[What to do] Please copy the items below word for word, everything from the very start down to the line containing "y-tick-label: 50 <box>45 590 62 607</box>", with that line included.

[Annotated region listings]
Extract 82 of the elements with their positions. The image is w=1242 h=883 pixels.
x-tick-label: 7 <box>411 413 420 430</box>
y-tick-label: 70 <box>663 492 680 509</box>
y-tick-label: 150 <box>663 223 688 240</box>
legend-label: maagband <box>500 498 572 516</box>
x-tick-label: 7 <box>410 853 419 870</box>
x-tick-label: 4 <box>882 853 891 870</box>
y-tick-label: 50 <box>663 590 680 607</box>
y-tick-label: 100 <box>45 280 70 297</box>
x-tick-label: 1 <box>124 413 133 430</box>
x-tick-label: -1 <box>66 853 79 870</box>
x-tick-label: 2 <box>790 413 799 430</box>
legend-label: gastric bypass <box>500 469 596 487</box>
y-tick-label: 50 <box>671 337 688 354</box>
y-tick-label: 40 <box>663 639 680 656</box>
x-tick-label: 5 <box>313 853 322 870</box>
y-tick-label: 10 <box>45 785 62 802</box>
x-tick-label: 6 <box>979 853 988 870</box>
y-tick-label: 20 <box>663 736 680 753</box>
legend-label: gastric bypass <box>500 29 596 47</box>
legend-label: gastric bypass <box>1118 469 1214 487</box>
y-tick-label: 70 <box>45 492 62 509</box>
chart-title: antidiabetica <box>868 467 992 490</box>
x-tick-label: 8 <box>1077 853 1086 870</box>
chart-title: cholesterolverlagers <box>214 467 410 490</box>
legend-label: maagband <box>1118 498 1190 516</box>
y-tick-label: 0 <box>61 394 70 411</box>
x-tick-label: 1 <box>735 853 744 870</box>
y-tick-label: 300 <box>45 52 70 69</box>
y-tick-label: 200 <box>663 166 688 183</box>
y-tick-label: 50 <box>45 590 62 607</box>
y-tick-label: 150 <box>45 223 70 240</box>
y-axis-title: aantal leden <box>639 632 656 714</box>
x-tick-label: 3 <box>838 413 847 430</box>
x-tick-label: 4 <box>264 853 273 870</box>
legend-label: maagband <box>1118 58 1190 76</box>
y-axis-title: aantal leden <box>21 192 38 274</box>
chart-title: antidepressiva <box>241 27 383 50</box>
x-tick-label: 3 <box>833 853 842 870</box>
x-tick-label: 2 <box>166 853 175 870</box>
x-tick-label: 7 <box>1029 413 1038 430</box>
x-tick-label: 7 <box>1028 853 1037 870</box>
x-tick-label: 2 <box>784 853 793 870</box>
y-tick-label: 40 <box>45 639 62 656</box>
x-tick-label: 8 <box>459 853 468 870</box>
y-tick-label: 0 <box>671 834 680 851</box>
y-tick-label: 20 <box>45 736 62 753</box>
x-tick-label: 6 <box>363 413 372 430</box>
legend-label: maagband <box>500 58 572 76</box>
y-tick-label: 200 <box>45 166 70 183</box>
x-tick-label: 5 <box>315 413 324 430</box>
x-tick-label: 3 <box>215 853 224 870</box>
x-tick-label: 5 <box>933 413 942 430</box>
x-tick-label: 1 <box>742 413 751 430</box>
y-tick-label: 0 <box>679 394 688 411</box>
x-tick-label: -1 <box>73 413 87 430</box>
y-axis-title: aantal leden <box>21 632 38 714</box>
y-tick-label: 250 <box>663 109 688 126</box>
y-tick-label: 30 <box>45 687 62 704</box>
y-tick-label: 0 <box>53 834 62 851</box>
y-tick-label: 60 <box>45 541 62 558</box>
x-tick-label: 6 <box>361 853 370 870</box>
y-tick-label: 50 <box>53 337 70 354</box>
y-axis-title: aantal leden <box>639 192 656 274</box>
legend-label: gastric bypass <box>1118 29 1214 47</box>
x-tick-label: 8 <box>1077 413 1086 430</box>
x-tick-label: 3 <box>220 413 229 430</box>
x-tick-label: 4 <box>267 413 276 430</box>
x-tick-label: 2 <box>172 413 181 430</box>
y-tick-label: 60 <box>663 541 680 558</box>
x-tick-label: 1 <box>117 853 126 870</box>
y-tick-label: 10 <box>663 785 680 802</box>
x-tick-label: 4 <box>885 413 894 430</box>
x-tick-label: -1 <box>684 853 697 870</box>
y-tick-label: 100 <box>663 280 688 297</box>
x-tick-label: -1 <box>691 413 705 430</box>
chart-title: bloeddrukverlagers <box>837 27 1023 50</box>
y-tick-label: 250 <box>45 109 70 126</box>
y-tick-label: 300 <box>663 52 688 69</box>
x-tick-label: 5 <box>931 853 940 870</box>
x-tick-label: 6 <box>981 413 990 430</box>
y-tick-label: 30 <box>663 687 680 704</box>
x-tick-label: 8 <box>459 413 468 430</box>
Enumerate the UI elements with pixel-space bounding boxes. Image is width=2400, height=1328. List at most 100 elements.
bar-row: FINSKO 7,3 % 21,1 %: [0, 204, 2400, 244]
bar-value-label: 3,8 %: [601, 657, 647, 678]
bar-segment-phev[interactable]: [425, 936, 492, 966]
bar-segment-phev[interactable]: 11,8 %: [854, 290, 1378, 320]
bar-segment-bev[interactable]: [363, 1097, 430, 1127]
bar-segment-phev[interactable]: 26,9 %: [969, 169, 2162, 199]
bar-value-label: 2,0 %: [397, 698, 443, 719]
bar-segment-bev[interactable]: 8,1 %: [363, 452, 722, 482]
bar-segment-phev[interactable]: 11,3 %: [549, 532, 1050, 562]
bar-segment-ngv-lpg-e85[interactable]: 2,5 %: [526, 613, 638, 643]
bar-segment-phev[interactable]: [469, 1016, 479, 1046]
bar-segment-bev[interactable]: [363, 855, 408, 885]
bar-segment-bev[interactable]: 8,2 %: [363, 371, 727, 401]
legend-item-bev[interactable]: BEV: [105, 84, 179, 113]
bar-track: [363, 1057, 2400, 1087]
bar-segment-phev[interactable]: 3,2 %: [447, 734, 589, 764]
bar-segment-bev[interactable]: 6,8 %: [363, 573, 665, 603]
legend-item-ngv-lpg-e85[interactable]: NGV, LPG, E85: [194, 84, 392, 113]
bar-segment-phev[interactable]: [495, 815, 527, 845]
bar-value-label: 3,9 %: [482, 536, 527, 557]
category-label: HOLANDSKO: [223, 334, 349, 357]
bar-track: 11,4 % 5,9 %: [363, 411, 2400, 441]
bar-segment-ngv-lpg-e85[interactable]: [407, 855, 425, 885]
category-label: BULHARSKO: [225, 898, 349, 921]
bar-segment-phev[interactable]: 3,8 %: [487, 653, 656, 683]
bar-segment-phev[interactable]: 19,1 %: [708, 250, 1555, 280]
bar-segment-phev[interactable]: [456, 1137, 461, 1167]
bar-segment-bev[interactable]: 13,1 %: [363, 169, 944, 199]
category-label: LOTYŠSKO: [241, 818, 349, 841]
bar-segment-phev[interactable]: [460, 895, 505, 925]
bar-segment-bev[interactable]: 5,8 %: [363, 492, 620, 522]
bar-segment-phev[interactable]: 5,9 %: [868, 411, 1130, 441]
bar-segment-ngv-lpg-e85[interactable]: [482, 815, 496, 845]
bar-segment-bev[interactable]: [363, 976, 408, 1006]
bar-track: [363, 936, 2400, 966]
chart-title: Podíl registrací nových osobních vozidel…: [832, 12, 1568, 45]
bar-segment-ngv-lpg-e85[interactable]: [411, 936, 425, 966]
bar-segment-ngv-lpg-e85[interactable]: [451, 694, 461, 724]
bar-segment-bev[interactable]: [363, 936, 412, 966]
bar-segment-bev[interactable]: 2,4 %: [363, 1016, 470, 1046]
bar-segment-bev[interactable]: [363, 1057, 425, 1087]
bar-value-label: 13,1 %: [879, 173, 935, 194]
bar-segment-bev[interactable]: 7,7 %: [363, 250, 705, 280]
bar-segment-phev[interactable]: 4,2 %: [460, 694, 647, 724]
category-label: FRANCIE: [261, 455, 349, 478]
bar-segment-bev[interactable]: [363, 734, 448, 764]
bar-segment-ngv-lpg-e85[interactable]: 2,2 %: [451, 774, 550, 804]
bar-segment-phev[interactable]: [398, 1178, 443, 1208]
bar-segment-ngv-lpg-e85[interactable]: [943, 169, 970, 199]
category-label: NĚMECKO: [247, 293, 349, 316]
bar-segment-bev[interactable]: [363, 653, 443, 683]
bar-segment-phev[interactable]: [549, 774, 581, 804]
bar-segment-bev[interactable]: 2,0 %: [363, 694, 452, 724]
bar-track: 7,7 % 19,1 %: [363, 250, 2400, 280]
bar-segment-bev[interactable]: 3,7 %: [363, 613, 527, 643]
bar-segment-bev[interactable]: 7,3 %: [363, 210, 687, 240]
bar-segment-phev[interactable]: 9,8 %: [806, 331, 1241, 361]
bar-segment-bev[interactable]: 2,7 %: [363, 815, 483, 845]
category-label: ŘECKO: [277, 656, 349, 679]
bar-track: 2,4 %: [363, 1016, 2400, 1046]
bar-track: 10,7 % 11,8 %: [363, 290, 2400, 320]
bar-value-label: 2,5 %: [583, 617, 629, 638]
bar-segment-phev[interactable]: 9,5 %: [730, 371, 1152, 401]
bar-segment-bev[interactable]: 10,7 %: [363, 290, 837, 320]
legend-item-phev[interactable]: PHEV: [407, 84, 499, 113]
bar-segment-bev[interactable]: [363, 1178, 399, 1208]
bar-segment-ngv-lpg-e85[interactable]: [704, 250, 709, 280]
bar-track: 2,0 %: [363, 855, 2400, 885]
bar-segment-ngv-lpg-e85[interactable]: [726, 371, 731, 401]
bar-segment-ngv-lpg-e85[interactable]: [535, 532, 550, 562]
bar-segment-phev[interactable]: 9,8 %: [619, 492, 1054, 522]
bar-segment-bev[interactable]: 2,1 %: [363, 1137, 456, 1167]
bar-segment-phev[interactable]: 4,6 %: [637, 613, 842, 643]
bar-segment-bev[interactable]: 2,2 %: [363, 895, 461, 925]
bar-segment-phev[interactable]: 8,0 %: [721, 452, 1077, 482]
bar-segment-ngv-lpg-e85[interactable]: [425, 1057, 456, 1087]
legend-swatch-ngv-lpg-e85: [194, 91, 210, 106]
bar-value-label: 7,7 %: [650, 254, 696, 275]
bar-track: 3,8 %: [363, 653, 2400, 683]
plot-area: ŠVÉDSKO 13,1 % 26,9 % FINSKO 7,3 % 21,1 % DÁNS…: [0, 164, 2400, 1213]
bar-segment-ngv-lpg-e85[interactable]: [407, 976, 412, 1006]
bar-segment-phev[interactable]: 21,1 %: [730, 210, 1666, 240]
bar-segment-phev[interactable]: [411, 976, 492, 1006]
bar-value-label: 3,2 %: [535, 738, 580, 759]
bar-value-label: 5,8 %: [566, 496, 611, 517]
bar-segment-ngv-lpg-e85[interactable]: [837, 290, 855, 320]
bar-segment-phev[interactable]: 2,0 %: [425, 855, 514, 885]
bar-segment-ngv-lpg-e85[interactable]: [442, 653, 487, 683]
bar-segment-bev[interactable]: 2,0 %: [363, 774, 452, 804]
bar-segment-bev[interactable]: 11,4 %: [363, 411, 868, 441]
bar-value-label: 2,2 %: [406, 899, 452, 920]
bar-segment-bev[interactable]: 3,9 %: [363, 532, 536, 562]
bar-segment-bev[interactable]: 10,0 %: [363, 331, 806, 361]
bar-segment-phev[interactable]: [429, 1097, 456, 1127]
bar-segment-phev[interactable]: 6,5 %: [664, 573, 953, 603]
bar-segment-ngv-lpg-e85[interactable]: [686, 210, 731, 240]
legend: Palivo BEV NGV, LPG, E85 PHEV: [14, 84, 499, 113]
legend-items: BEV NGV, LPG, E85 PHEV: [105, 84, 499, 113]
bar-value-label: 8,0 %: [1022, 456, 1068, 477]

[Exercise result]
Extract 82 of the elements with their positions. The image is w=1242 h=883 pixels.
x-tick-label: 7 <box>411 413 420 430</box>
y-tick-label: 70 <box>663 492 680 509</box>
y-tick-label: 150 <box>663 223 688 240</box>
legend-label: maagband <box>500 498 572 516</box>
x-tick-label: 7 <box>410 853 419 870</box>
x-tick-label: 4 <box>882 853 891 870</box>
y-tick-label: 50 <box>663 590 680 607</box>
y-tick-label: 100 <box>45 280 70 297</box>
x-tick-label: 1 <box>124 413 133 430</box>
x-tick-label: -1 <box>66 853 79 870</box>
x-tick-label: 2 <box>790 413 799 430</box>
legend-label: gastric bypass <box>500 469 596 487</box>
y-tick-label: 50 <box>671 337 688 354</box>
y-tick-label: 40 <box>663 639 680 656</box>
x-tick-label: 5 <box>313 853 322 870</box>
y-tick-label: 10 <box>45 785 62 802</box>
x-tick-label: 6 <box>979 853 988 870</box>
y-tick-label: 20 <box>663 736 680 753</box>
legend-label: gastric bypass <box>500 29 596 47</box>
legend-label: gastric bypass <box>1118 469 1214 487</box>
y-tick-label: 70 <box>45 492 62 509</box>
chart-title: antidiabetica <box>868 467 992 490</box>
x-tick-label: 8 <box>1077 853 1086 870</box>
chart-title: cholesterolverlagers <box>214 467 410 490</box>
legend-label: maagband <box>1118 498 1190 516</box>
y-tick-label: 0 <box>61 394 70 411</box>
x-tick-label: 1 <box>735 853 744 870</box>
y-tick-label: 300 <box>45 52 70 69</box>
y-tick-label: 200 <box>663 166 688 183</box>
y-tick-label: 50 <box>45 590 62 607</box>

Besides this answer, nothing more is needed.